* **AIM**: Print the complete set of entries exactly.

* **SUPPLIED MATERIAL**:
···
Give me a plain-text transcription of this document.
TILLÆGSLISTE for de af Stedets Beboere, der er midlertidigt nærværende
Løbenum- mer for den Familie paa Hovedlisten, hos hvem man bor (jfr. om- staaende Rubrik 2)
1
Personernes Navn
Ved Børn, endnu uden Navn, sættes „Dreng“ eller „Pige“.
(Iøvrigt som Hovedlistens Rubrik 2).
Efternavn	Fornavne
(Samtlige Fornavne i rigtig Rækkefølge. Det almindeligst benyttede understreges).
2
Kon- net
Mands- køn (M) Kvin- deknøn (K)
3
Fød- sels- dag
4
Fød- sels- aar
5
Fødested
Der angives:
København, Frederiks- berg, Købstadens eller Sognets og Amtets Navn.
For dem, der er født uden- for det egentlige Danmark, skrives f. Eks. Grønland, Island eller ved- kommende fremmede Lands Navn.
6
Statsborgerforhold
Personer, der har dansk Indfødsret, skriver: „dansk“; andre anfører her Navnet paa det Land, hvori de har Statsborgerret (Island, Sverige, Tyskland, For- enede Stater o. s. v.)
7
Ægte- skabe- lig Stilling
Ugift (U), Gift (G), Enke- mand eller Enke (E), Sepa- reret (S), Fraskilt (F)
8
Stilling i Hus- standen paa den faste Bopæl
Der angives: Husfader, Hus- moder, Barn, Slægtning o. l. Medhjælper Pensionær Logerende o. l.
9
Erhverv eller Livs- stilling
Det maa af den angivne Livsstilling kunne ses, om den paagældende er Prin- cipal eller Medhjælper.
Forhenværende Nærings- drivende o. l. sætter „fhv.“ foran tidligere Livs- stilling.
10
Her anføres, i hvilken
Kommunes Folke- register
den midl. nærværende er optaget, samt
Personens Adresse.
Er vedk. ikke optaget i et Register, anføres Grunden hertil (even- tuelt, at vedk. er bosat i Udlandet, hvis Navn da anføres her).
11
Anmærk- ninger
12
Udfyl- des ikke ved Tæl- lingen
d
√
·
···
* **RESULT**:
Give me a plain-text transcription of this document.
TILLÆGSLISTE for de af Stedets Beboere, der er midlertidigt nærværende
Løbenum- mer for den Familie paa Hovedlisten, hos hvem man bor (jfr. om- staaende Rubrik 2)
1
Personernes Navn
Ved Børn, endnu uden Navn, sættes „Dreng“ eller „Pige“.
(Iøvrigt som Hovedlistens Rubrik 2).
Efternavn	Fornavne
(Samtlige Fornavne i rigtig Rækkefølge. Det almindeligst benyttede understreges).
2
Kon- net
Mands- køn (M) Kvin- deknøn (K)
3
Fød- sels- dag
4
Fød- sels- aar
5
Fødested
Der angives:
København, Frederiks- berg, Købstadens eller Sognets og Amtets Navn.
For dem, der er født uden- for det egentlige Danmark, skrives f. Eks. Grønland, Island eller ved- kommende fremmede Lands Navn.
6
Statsborgerforhold
Personer, der har dansk Indfødsret, skriver: „dansk“; andre anfører her Navnet paa det Land, hvori de har Statsborgerret (Island, Sverige, Tyskland, For- enede Stater o. s. v.)
7
Ægte- skabe- lig Stilling
Ugift (U), Gift (G), Enke- mand eller Enke (E), Sepa- reret (S), Fraskilt (F)
8
Stilling i Hus- standen paa den faste Bopæl
Der angives: Husfader, Hus- moder, Barn, Slægtning o. l. Medhjælper Pensionær Logerende o. l.
9
Erhverv eller Livs- stilling
Det maa af den angivne Livsstilling kunne ses, om den paagældende er Prin- cipal eller Medhjælper.
Forhenværende Nærings- drivende o. l. sætter „fhv.“ foran tidligere Livs- stilling.
10
Her anføres, i hvilken
Kommunes Folke- register
den midl. nærværende er optaget, samt
Personens Adresse.
Er vedk. ikke optaget i et Register, anføres Grunden hertil (even- tuelt, at vedk. er bosat i Udlandet, hvis Navn da anføres her).
11
Anmærk- ninger
12
Udfyl- des ikke ved Tæl- lingen
d
√
·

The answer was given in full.